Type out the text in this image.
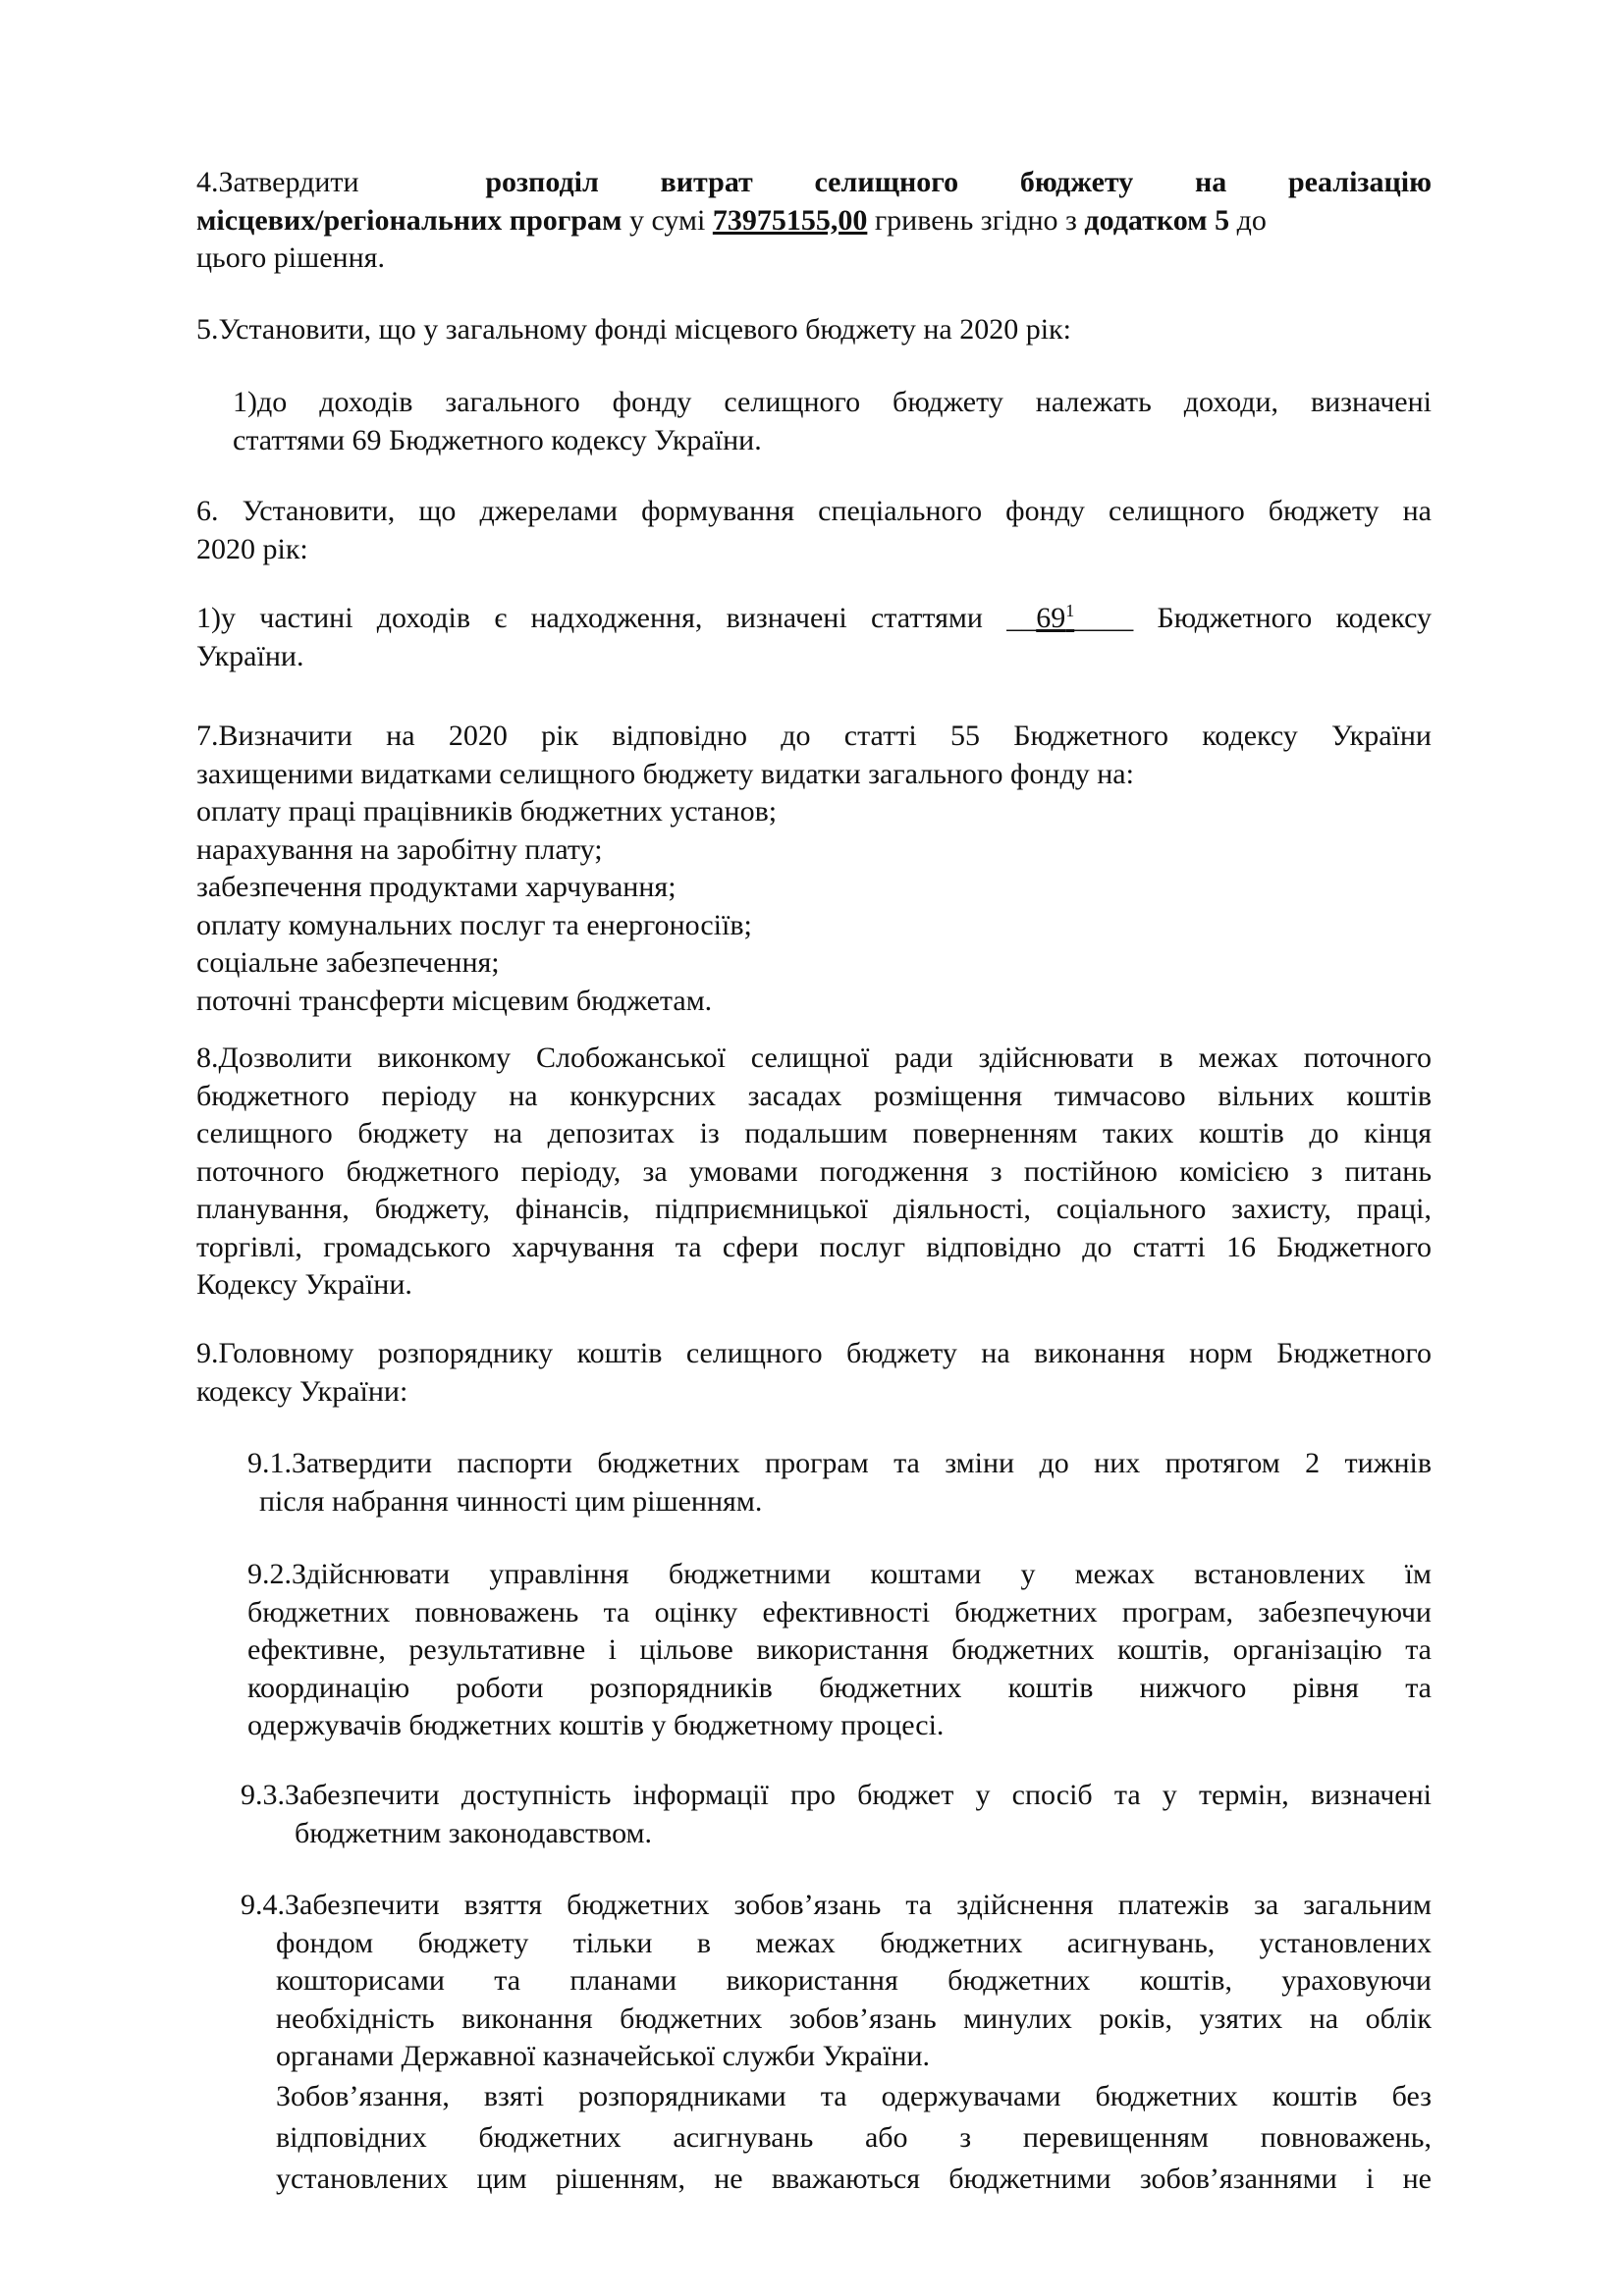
4.Затвердити	розподіл витрат селищного бюджету на реалізацію
місцевих/регіональних програм у сумі 73975155,00 гривень згідно з додатком 5 до
цього рішення.
5.Установити, що у загальному фонді місцевого бюджету на 2020 рік:
1)до доходів загального фонду селищного бюджету належать доходи, визначені
статтями 69 Бюджетного кодексу України.
6. Установити, що джерелами формування спеціального фонду селищного бюджету на
2020 рік:
1)у частині доходів є надходження, визначені статтями $\_\_69^1\_\_\_\_$ Бюджетного кодексу
України.
7.Визначити на 2020 рік відповідно до статті 55 Бюджетного кодексу України
захищеними видатками селищного бюджету видатки загального фонду на:
оплату праці працівників бюджетних установ;
нарахування на заробітну плату;
забезпечення продуктами харчування;
оплату комунальних послуг та енергоносіїв;
соціальне забезпечення;
поточні трансферти місцевим бюджетам.
8.Дозволити виконкому Слобожанської селищної ради здійснювати в межах поточного
бюджетного періоду на конкурсних засадах розміщення тимчасово вільних коштів
селищного бюджету на депозитах із подальшим поверненням таких коштів до кінця
поточного бюджетного періоду, за умовами погодження з постійною комісією з питань
планування, бюджету, фінансів, підприємницької діяльності, соціального захисту, праці,
торгівлі, громадського харчування та сфери послуг відповідно до статті 16 Бюджетного
Кодексу України.
9.Головному розпоряднику коштів селищного бюджету на виконання норм Бюджетного
кодексу України:
9.1.Затвердити паспорти бюджетних програм та зміни до них протягом 2 тижнів
після набрання чинності цим рішенням.
9.2.Здійснювати управління бюджетними коштами у межах встановлених їм
бюджетних повноважень та оцінку ефективності бюджетних програм, забезпечуючи
ефективне, результативне і цільове використання бюджетних коштів, організацію та
координацію роботи розпорядників бюджетних коштів нижчого рівня та
одержувачів бюджетних коштів у бюджетному процесі.
9.3.Забезпечити доступність інформації про бюджет у спосіб та у термін, визначені
бюджетним законодавством.
9.4.Забезпечити взяття бюджетних зобов’язань та здійснення платежів за загальним
фондом бюджету тільки в межах бюджетних асигнувань, установлених
кошторисами та планами використання бюджетних коштів, ураховуючи
необхідність виконання бюджетних зобов’язань минулих років, узятих на облік
органами Державної казначейської служби України.
Зобов’язання, взяті розпорядниками та одержувачами бюджетних коштів без
відповідних бюджетних асигнувань або з перевищенням повноважень,
установлених цим рішенням, не вважаються бюджетними зобов’язаннями і не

+-------+

Check each line of the entries above for the word "праці". List the ones that have it.

**Reply to the exercise:**
оплату праці працівників бюджетних установ;
планування, бюджету, фінансів, підприємницької діяльності, соціального захисту, праці,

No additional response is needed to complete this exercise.